= Objective =
From the material below, list every line containing "quien".

◆ ◆ ◆ ◆ ◆ ◆ ◆

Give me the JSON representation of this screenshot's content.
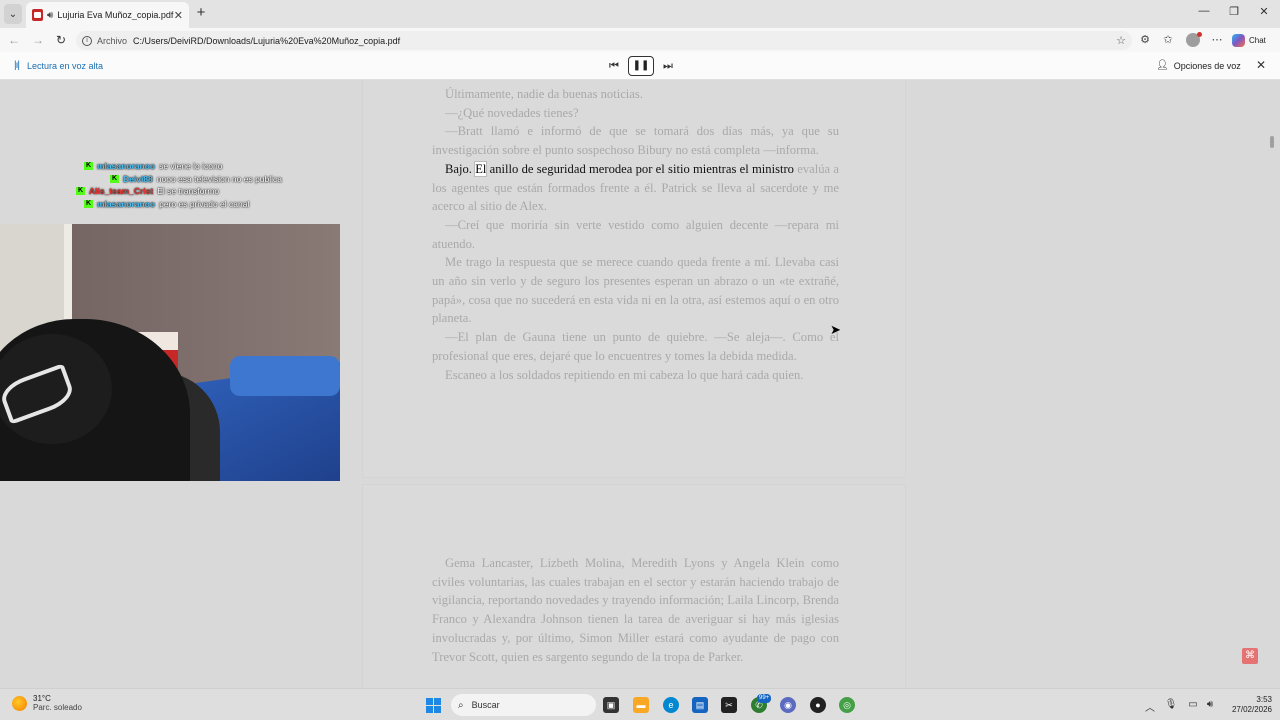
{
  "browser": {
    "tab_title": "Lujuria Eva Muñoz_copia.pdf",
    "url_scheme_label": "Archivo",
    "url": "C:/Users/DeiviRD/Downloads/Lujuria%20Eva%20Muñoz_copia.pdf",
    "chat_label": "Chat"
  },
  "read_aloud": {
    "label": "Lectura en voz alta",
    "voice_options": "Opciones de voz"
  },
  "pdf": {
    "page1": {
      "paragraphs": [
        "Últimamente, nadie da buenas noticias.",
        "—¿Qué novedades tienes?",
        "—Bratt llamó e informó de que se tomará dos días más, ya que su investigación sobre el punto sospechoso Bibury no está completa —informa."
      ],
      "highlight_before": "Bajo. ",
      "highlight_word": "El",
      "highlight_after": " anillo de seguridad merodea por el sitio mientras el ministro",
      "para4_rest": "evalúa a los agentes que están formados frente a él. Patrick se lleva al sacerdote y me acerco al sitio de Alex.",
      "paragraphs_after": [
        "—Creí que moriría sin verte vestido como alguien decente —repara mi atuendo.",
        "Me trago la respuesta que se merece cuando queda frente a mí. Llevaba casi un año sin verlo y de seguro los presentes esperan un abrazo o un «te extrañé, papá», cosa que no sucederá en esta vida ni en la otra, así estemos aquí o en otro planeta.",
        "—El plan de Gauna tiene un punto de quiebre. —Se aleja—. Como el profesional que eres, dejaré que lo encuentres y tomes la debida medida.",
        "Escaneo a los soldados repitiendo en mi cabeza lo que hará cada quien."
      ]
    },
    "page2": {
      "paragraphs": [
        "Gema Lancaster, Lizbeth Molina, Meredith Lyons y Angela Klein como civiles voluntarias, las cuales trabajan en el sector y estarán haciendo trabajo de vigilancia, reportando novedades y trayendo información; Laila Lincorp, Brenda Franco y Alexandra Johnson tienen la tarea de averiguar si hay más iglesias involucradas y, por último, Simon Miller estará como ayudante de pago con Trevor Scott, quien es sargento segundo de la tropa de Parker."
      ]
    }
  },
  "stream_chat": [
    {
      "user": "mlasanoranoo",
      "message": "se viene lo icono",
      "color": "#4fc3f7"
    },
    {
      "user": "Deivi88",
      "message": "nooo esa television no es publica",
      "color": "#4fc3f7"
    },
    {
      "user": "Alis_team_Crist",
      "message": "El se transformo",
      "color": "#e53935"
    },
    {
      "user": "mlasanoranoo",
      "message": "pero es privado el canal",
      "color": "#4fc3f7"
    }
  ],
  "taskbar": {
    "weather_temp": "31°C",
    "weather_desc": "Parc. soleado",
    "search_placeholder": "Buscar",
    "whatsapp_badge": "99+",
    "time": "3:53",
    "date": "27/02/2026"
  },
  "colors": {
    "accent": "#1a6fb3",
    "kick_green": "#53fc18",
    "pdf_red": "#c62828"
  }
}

◆ ◆ ◆ ◆ ◆ ◆ ◆

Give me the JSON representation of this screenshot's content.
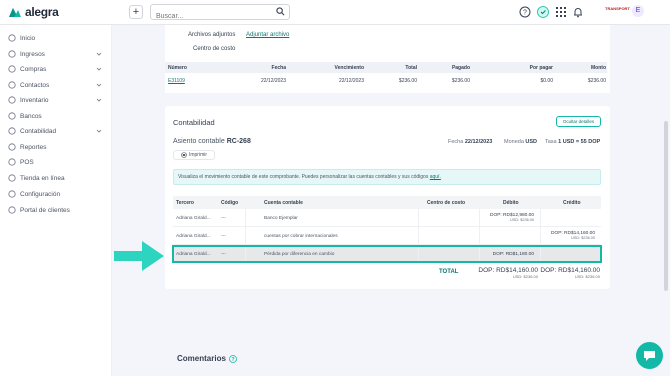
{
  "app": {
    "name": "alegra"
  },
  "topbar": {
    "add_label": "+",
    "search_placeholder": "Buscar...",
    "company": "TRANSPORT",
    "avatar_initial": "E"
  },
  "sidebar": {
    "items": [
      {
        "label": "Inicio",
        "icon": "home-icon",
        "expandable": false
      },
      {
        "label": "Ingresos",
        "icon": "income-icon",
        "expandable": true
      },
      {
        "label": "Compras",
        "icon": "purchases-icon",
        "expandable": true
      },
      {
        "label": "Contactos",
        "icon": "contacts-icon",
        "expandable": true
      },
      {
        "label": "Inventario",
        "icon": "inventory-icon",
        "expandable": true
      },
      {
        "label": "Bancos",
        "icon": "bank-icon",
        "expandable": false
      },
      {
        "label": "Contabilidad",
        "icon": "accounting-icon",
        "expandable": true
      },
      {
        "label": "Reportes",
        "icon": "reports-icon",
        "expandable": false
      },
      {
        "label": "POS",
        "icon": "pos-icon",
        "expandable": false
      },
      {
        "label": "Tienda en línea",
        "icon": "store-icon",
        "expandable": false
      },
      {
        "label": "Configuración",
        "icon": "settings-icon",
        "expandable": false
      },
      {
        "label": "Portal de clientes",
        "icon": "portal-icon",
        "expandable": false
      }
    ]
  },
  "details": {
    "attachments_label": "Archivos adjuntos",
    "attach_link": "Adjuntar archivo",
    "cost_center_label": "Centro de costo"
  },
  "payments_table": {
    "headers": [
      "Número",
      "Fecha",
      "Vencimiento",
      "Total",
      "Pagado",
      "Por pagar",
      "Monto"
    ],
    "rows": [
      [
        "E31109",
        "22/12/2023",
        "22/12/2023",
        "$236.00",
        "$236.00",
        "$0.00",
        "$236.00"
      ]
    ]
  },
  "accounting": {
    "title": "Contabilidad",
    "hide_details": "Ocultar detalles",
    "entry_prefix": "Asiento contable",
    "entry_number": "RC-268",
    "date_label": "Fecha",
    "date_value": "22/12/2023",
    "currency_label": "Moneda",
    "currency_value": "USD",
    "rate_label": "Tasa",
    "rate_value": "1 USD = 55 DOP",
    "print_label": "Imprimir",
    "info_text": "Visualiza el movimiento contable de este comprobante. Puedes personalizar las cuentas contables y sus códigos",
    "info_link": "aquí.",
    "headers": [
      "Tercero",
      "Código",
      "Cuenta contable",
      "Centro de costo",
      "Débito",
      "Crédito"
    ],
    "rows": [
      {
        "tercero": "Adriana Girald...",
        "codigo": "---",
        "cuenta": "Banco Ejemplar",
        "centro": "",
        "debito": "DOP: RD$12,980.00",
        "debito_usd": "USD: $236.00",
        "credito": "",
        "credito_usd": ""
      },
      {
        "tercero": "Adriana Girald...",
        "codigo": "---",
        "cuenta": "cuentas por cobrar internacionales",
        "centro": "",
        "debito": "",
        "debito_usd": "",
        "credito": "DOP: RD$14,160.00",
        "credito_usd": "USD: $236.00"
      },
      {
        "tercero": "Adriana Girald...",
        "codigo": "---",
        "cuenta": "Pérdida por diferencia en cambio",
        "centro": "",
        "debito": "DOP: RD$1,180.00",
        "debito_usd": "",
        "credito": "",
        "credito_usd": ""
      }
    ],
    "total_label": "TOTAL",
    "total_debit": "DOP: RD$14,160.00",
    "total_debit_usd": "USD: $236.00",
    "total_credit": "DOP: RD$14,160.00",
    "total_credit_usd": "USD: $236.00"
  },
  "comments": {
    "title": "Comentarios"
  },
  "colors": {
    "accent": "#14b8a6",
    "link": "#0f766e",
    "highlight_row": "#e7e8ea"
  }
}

◆ ◆ ◆ ◆ ◆ ◆ ◆

= Task answer =
        "Escaneo a los soldados repitiendo en mi cabeza lo que hará cada quien."
        "Gema Lancaster, Lizbeth Molina, Meredith Lyons y Angela Klein como civiles voluntarias, las cuales trabajan en el sector y estarán haciendo trabajo de vigilancia, reportando novedades y trayendo información; Laila Lincorp, Brenda Franco y Alexandra Johnson tienen la tarea de averiguar si hay más iglesias involucradas y, por último, Simon Miller estará como ayudante de pago con Trevor Scott, quien es sargento segundo de la tropa de Parker."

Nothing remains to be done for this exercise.